* [OBJECTIVE]: Leaving out all images, write out the records that follow exactly.

* [DATA FOR PROCESSING]:
-- start --
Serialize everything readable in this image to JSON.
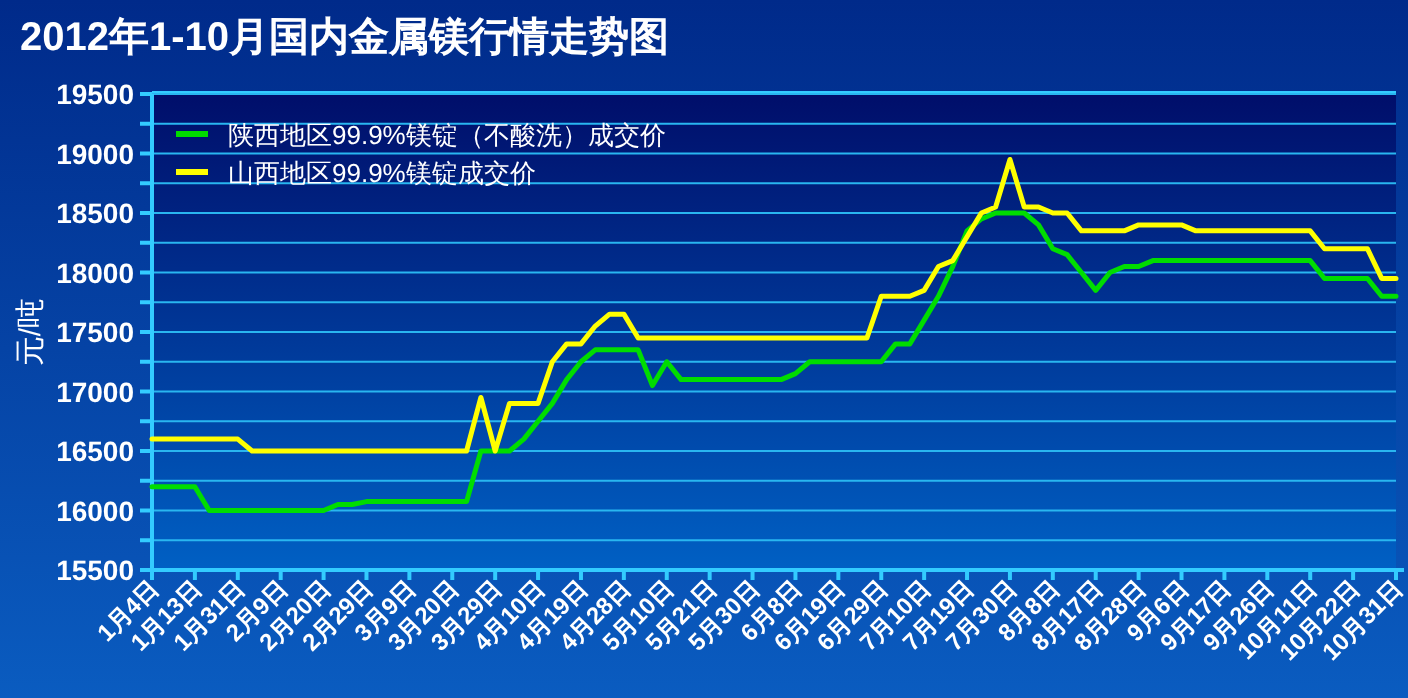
{
  "chart_data": {
    "type": "line",
    "title": "2012年1-10月国内金属镁行情走势图",
    "ylabel": "元/吨",
    "categories": [
      "1月4日",
      null,
      null,
      "1月13日",
      null,
      null,
      "1月31日",
      null,
      null,
      "2月9日",
      null,
      null,
      "2月20日",
      null,
      null,
      "2月29日",
      null,
      null,
      "3月9日",
      null,
      null,
      "3月20日",
      null,
      null,
      "3月29日",
      null,
      null,
      "4月10日",
      null,
      null,
      "4月19日",
      null,
      null,
      "4月28日",
      null,
      null,
      "5月10日",
      null,
      null,
      "5月21日",
      null,
      null,
      "5月30日",
      null,
      null,
      "6月8日",
      null,
      null,
      "6月19日",
      null,
      null,
      "6月29日",
      null,
      null,
      "7月10日",
      null,
      null,
      "7月19日",
      null,
      null,
      "7月30日",
      null,
      null,
      "8月8日",
      null,
      null,
      "8月17日",
      null,
      null,
      "8月28日",
      null,
      null,
      "9月6日",
      null,
      null,
      "9月17日",
      null,
      null,
      "9月26日",
      null,
      null,
      "10月11日",
      null,
      null,
      "10月22日",
      null,
      null,
      "10月31日"
    ],
    "series": [
      {
        "name": "陕西地区99.9%镁锭（不酸洗）成交价",
        "color": "#00dd00",
        "values": [
          16200,
          16200,
          16200,
          16200,
          16000,
          16000,
          16000,
          16000,
          16000,
          16000,
          16000,
          16000,
          16000,
          16050,
          16050,
          16075,
          16075,
          16075,
          16075,
          16075,
          16075,
          16075,
          16075,
          16500,
          16500,
          16500,
          16600,
          16750,
          16900,
          17100,
          17250,
          17350,
          17350,
          17350,
          17350,
          17050,
          17250,
          17100,
          17100,
          17100,
          17100,
          17100,
          17100,
          17100,
          17100,
          17150,
          17250,
          17250,
          17250,
          17250,
          17250,
          17250,
          17400,
          17400,
          17600,
          17800,
          18050,
          18350,
          18450,
          18500,
          18500,
          18500,
          18400,
          18200,
          18150,
          18000,
          17850,
          18000,
          18050,
          18050,
          18100,
          18100,
          18100,
          18100,
          18100,
          18100,
          18100,
          18100,
          18100,
          18100,
          18100,
          18100,
          17950,
          17950,
          17950,
          17950,
          17800,
          17800
        ]
      },
      {
        "name": "山西地区99.9%镁锭成交价",
        "color": "#ffff00",
        "values": [
          16600,
          16600,
          16600,
          16600,
          16600,
          16600,
          16600,
          16500,
          16500,
          16500,
          16500,
          16500,
          16500,
          16500,
          16500,
          16500,
          16500,
          16500,
          16500,
          16500,
          16500,
          16500,
          16500,
          16950,
          16500,
          16900,
          16900,
          16900,
          17250,
          17400,
          17400,
          17550,
          17650,
          17650,
          17450,
          17450,
          17450,
          17450,
          17450,
          17450,
          17450,
          17450,
          17450,
          17450,
          17450,
          17450,
          17450,
          17450,
          17450,
          17450,
          17450,
          17800,
          17800,
          17800,
          17850,
          18050,
          18100,
          18300,
          18500,
          18550,
          18950,
          18550,
          18550,
          18500,
          18500,
          18350,
          18350,
          18350,
          18350,
          18400,
          18400,
          18400,
          18400,
          18350,
          18350,
          18350,
          18350,
          18350,
          18350,
          18350,
          18350,
          18350,
          18200,
          18200,
          18200,
          18200,
          17950,
          17950
        ]
      }
    ],
    "ylim": [
      15500,
      19500
    ],
    "yticks": [
      15500,
      {
        "value": 15750,
        "label": null
      },
      16000,
      {
        "value": 16250,
        "label": null
      },
      16500,
      {
        "value": 16750,
        "label": null
      },
      17000,
      {
        "value": 17250,
        "label": null
      },
      17500,
      {
        "value": 17750,
        "label": null
      },
      18000,
      {
        "value": 18250,
        "label": null
      },
      18500,
      {
        "value": 18750,
        "label": null
      },
      19000,
      {
        "value": 19250,
        "label": null
      },
      19500
    ],
    "grid": "y",
    "legend": "top left"
  }
}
-- end --
* [OUTPUT FOR THIS TASK]:
Serialize everything readable in this image to JSON.
{
  "chart_data": {
    "type": "line",
    "title": "2012年1-10月国内金属镁行情走势图",
    "ylabel": "元/吨",
    "categories": [
      "1月4日",
      null,
      null,
      "1月13日",
      null,
      null,
      "1月31日",
      null,
      null,
      "2月9日",
      null,
      null,
      "2月20日",
      null,
      null,
      "2月29日",
      null,
      null,
      "3月9日",
      null,
      null,
      "3月20日",
      null,
      null,
      "3月29日",
      null,
      null,
      "4月10日",
      null,
      null,
      "4月19日",
      null,
      null,
      "4月28日",
      null,
      null,
      "5月10日",
      null,
      null,
      "5月21日",
      null,
      null,
      "5月30日",
      null,
      null,
      "6月8日",
      null,
      null,
      "6月19日",
      null,
      null,
      "6月29日",
      null,
      null,
      "7月10日",
      null,
      null,
      "7月19日",
      null,
      null,
      "7月30日",
      null,
      null,
      "8月8日",
      null,
      null,
      "8月17日",
      null,
      null,
      "8月28日",
      null,
      null,
      "9月6日",
      null,
      null,
      "9月17日",
      null,
      null,
      "9月26日",
      null,
      null,
      "10月11日",
      null,
      null,
      "10月22日",
      null,
      null,
      "10月31日"
    ],
    "series": [
      {
        "name": "陕西地区99.9%镁锭（不酸洗）成交价",
        "color": "#00dd00",
        "values": [
          16200,
          16200,
          16200,
          16200,
          16000,
          16000,
          16000,
          16000,
          16000,
          16000,
          16000,
          16000,
          16000,
          16050,
          16050,
          16075,
          16075,
          16075,
          16075,
          16075,
          16075,
          16075,
          16075,
          16500,
          16500,
          16500,
          16600,
          16750,
          16900,
          17100,
          17250,
          17350,
          17350,
          17350,
          17350,
          17050,
          17250,
          17100,
          17100,
          17100,
          17100,
          17100,
          17100,
          17100,
          17100,
          17150,
          17250,
          17250,
          17250,
          17250,
          17250,
          17250,
          17400,
          17400,
          17600,
          17800,
          18050,
          18350,
          18450,
          18500,
          18500,
          18500,
          18400,
          18200,
          18150,
          18000,
          17850,
          18000,
          18050,
          18050,
          18100,
          18100,
          18100,
          18100,
          18100,
          18100,
          18100,
          18100,
          18100,
          18100,
          18100,
          18100,
          17950,
          17950,
          17950,
          17950,
          17800,
          17800
        ]
      },
      {
        "name": "山西地区99.9%镁锭成交价",
        "color": "#ffff00",
        "values": [
          16600,
          16600,
          16600,
          16600,
          16600,
          16600,
          16600,
          16500,
          16500,
          16500,
          16500,
          16500,
          16500,
          16500,
          16500,
          16500,
          16500,
          16500,
          16500,
          16500,
          16500,
          16500,
          16500,
          16950,
          16500,
          16900,
          16900,
          16900,
          17250,
          17400,
          17400,
          17550,
          17650,
          17650,
          17450,
          17450,
          17450,
          17450,
          17450,
          17450,
          17450,
          17450,
          17450,
          17450,
          17450,
          17450,
          17450,
          17450,
          17450,
          17450,
          17450,
          17800,
          17800,
          17800,
          17850,
          18050,
          18100,
          18300,
          18500,
          18550,
          18950,
          18550,
          18550,
          18500,
          18500,
          18350,
          18350,
          18350,
          18350,
          18400,
          18400,
          18400,
          18400,
          18350,
          18350,
          18350,
          18350,
          18350,
          18350,
          18350,
          18350,
          18350,
          18200,
          18200,
          18200,
          18200,
          17950,
          17950
        ]
      }
    ],
    "ylim": [
      15500,
      19500
    ],
    "yticks": [
      15500,
      {
        "value": 15750,
        "label": null
      },
      16000,
      {
        "value": 16250,
        "label": null
      },
      16500,
      {
        "value": 16750,
        "label": null
      },
      17000,
      {
        "value": 17250,
        "label": null
      },
      17500,
      {
        "value": 17750,
        "label": null
      },
      18000,
      {
        "value": 18250,
        "label": null
      },
      18500,
      {
        "value": 18750,
        "label": null
      },
      19000,
      {
        "value": 19250,
        "label": null
      },
      19500
    ],
    "grid": "y",
    "legend": "top left"
  }
}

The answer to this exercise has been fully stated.